Written instruction -
Every line that contains the word "Europe" should be copied out.

Figure record listings
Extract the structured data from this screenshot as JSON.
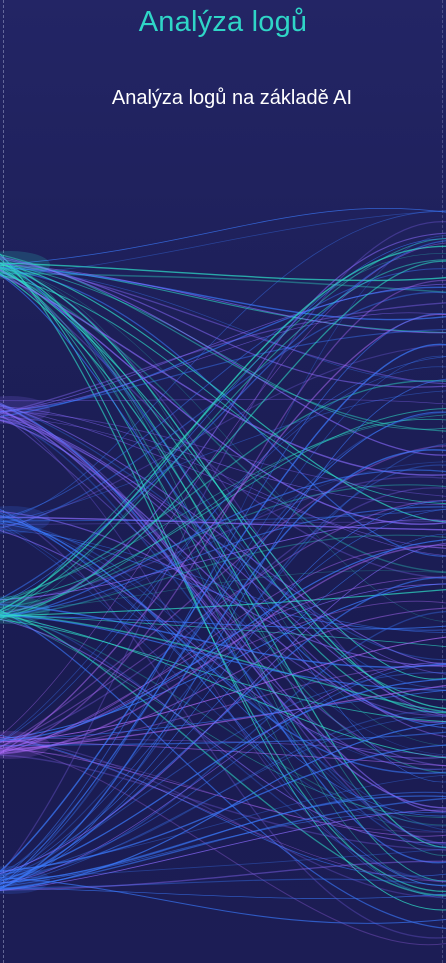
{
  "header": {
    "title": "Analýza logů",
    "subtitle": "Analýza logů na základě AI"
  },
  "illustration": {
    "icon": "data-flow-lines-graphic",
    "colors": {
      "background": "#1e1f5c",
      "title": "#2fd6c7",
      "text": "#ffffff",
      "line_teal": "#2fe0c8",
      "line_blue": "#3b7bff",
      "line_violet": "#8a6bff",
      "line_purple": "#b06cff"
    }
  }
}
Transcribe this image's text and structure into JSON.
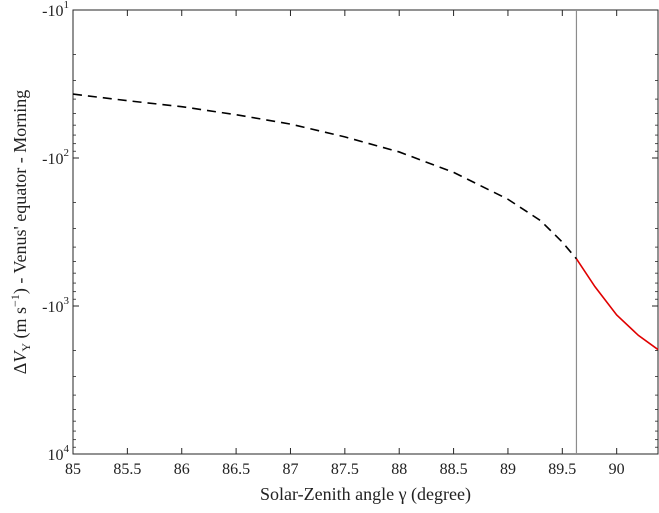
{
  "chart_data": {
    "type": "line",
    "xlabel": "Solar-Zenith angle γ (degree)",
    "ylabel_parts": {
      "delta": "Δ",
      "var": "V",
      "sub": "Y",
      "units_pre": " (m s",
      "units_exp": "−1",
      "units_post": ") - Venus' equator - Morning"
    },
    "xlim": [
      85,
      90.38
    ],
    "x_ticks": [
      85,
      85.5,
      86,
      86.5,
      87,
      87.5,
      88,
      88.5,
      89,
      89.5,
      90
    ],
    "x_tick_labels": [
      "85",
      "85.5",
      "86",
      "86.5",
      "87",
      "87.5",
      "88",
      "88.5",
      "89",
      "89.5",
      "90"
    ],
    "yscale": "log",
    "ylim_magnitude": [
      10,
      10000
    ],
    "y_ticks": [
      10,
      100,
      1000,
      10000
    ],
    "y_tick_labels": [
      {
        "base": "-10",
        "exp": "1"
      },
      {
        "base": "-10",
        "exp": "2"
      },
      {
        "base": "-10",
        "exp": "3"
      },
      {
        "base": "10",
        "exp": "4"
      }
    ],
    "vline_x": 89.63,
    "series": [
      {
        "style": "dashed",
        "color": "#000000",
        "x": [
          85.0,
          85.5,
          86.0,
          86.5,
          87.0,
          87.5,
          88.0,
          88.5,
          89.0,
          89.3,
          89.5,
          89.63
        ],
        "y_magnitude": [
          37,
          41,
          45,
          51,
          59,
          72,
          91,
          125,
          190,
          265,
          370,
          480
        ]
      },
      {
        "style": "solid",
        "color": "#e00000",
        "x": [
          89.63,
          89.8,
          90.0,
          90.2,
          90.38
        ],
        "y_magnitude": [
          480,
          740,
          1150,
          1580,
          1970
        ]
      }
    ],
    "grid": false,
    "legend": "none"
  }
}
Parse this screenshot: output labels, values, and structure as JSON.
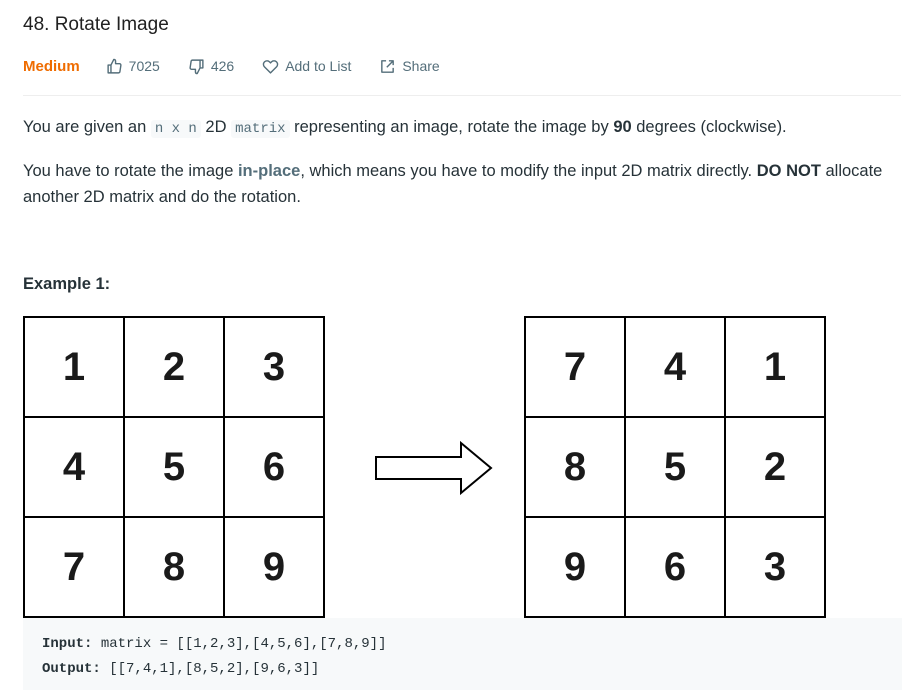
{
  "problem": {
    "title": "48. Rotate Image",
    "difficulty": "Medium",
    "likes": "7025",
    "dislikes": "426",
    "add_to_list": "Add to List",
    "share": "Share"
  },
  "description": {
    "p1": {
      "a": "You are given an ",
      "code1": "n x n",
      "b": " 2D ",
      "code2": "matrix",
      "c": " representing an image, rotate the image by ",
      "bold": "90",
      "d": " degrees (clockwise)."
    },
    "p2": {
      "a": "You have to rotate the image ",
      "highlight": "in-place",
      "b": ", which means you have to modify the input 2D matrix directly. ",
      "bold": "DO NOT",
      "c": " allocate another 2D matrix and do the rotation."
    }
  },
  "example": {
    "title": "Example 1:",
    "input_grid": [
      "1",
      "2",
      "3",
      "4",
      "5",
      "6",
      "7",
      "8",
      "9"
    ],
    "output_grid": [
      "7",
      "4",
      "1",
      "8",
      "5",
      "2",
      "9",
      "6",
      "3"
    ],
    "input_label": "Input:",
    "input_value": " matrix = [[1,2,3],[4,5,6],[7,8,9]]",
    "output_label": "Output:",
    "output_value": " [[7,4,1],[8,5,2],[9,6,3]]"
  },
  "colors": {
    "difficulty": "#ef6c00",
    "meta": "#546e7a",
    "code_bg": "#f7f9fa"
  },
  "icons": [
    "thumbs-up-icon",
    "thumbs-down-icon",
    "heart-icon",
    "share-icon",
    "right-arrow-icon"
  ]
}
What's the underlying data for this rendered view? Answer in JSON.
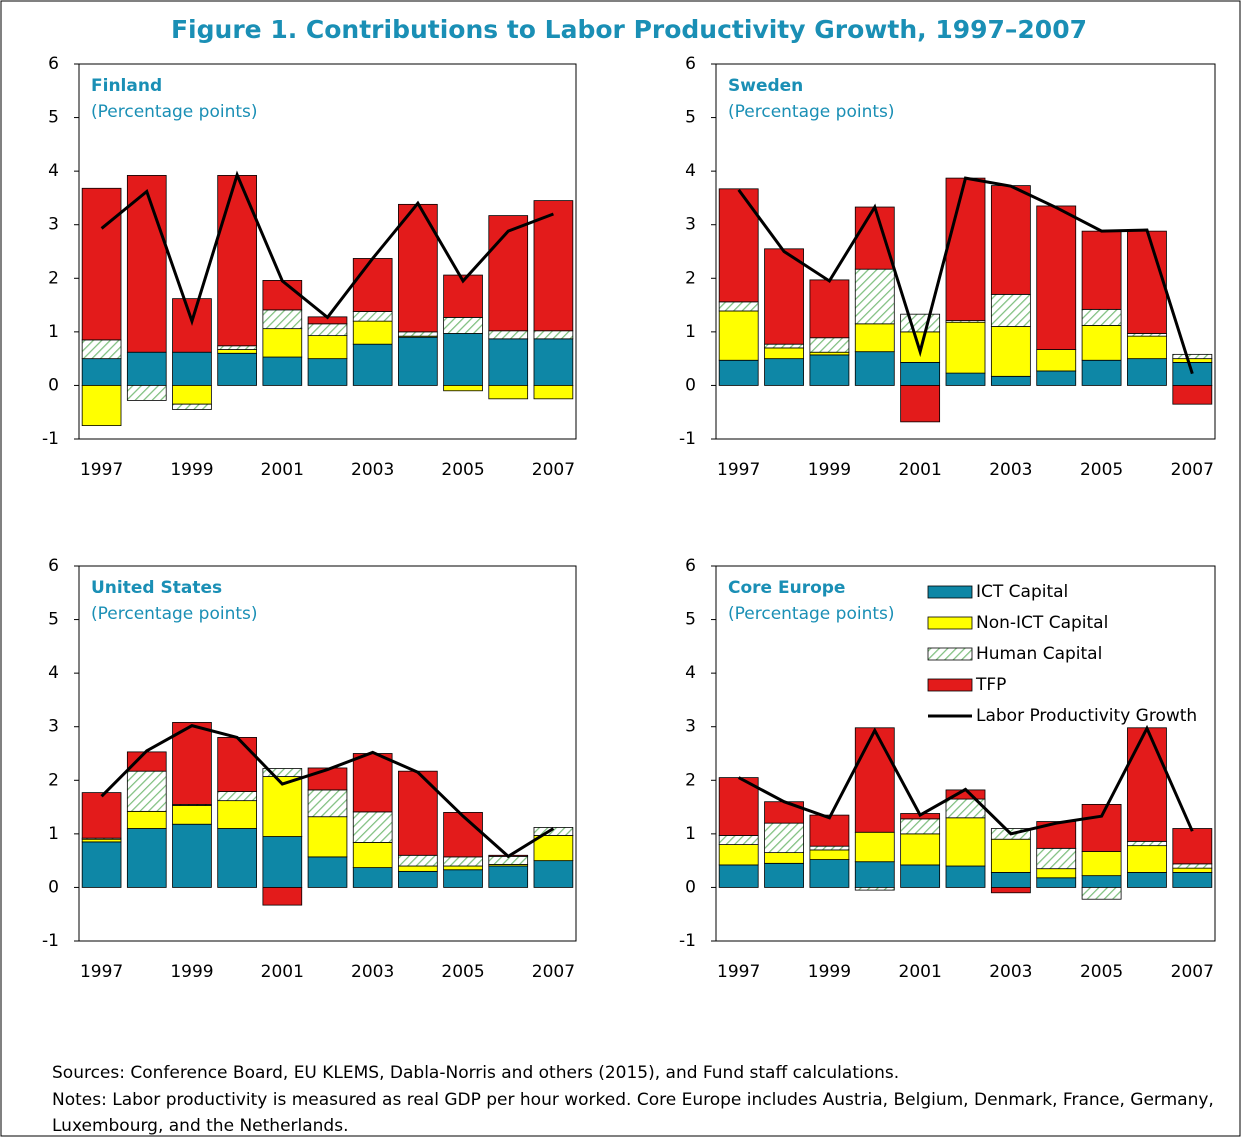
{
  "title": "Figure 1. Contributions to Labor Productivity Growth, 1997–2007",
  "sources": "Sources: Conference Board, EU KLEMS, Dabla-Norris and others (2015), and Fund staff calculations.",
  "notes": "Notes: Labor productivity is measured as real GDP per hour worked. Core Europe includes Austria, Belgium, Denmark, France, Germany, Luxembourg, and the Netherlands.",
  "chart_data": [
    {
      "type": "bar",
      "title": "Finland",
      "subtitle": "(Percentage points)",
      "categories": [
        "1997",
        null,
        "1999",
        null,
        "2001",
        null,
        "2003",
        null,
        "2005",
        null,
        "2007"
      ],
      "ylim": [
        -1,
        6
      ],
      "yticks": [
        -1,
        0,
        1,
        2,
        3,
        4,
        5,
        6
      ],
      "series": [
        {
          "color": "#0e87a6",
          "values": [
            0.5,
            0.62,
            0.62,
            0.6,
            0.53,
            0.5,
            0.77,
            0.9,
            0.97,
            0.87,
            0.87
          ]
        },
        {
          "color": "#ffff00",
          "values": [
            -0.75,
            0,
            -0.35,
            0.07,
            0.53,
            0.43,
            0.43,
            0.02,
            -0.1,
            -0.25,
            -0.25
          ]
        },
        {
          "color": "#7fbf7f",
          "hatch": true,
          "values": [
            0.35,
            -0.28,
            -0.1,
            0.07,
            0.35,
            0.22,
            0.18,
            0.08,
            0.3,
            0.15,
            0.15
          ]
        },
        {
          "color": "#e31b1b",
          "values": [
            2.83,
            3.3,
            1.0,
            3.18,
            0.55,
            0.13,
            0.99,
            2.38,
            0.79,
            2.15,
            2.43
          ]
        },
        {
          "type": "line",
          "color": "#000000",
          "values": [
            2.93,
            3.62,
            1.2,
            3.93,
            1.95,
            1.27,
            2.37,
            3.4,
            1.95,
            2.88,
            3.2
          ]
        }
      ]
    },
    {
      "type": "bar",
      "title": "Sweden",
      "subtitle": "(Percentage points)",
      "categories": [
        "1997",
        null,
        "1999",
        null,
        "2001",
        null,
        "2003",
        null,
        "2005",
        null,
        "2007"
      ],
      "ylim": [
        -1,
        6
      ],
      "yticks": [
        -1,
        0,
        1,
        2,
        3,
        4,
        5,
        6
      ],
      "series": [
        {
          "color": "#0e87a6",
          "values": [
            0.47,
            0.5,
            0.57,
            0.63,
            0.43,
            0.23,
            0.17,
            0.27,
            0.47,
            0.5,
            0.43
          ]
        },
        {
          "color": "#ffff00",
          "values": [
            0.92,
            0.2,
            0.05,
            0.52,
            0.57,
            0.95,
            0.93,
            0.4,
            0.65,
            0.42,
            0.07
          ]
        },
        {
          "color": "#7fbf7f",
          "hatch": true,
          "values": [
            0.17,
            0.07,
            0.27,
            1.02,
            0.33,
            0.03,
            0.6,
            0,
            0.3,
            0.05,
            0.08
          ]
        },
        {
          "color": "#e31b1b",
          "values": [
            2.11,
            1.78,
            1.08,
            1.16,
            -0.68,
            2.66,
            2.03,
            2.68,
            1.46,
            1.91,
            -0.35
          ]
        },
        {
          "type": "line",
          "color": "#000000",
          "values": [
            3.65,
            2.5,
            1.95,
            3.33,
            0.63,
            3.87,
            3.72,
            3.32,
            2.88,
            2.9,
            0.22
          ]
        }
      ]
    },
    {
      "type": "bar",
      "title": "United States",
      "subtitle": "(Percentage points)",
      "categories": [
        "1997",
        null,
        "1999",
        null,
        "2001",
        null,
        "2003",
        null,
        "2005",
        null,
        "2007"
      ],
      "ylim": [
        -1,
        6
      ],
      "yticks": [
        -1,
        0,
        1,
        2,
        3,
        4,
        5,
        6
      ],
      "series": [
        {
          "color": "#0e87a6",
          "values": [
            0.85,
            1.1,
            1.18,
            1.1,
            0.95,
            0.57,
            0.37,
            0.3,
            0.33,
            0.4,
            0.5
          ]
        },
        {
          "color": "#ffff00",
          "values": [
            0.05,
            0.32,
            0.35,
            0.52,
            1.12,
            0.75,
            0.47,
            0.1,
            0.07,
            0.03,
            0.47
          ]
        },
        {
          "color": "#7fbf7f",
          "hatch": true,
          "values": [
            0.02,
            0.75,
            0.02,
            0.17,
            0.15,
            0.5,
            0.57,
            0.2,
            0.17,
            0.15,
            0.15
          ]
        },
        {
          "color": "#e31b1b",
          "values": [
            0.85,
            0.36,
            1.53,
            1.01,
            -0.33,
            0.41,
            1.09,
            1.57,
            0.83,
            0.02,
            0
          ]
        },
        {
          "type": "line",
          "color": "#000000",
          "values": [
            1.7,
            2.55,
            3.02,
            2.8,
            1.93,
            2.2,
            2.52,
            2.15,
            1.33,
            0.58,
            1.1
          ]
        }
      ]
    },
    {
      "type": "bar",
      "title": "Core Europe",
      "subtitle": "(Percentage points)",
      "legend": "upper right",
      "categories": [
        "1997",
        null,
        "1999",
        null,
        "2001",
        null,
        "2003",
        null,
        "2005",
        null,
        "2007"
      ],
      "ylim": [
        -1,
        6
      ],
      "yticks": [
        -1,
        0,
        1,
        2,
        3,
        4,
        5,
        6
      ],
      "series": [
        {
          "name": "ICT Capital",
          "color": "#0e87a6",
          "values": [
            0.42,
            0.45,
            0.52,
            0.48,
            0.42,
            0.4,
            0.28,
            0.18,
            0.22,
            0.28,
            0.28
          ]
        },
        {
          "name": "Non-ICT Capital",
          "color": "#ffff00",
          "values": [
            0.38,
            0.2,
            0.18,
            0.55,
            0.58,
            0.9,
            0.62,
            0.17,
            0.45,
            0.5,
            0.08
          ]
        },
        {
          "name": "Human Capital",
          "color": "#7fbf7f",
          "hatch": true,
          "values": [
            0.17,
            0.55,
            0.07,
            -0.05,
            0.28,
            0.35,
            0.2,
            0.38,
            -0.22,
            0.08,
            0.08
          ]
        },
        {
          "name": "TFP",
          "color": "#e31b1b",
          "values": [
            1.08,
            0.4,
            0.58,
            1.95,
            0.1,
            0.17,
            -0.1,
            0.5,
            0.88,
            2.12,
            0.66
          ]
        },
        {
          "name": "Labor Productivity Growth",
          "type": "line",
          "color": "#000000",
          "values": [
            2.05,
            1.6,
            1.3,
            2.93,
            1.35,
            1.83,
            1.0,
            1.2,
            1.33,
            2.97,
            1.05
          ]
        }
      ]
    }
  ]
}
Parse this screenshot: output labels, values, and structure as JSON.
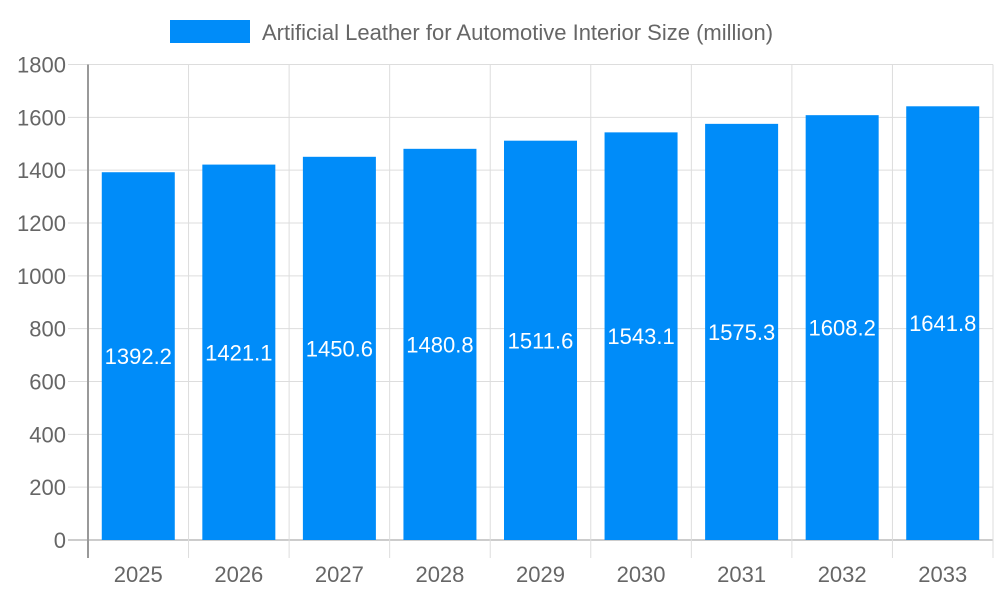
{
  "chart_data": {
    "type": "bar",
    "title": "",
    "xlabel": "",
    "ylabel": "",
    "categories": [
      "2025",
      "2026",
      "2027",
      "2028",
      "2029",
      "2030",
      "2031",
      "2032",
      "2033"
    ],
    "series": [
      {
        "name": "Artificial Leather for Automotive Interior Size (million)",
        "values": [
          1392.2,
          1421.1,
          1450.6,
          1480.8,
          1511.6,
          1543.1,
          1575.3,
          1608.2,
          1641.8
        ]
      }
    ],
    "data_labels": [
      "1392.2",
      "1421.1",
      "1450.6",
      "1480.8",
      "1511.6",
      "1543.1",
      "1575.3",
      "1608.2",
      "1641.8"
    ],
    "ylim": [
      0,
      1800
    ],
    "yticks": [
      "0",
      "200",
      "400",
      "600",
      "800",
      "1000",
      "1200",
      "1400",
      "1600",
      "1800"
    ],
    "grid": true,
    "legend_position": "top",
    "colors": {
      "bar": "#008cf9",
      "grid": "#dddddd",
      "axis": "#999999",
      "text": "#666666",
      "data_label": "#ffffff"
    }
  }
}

The reply -
  "notes": "Notes: Labor productivity is measured as real GDP per hour worked. Core Europe includes Austria, Belgium, Denmark, France, Germany, Luxembourg, and the Netherlands.",
      "title": "Core Europe",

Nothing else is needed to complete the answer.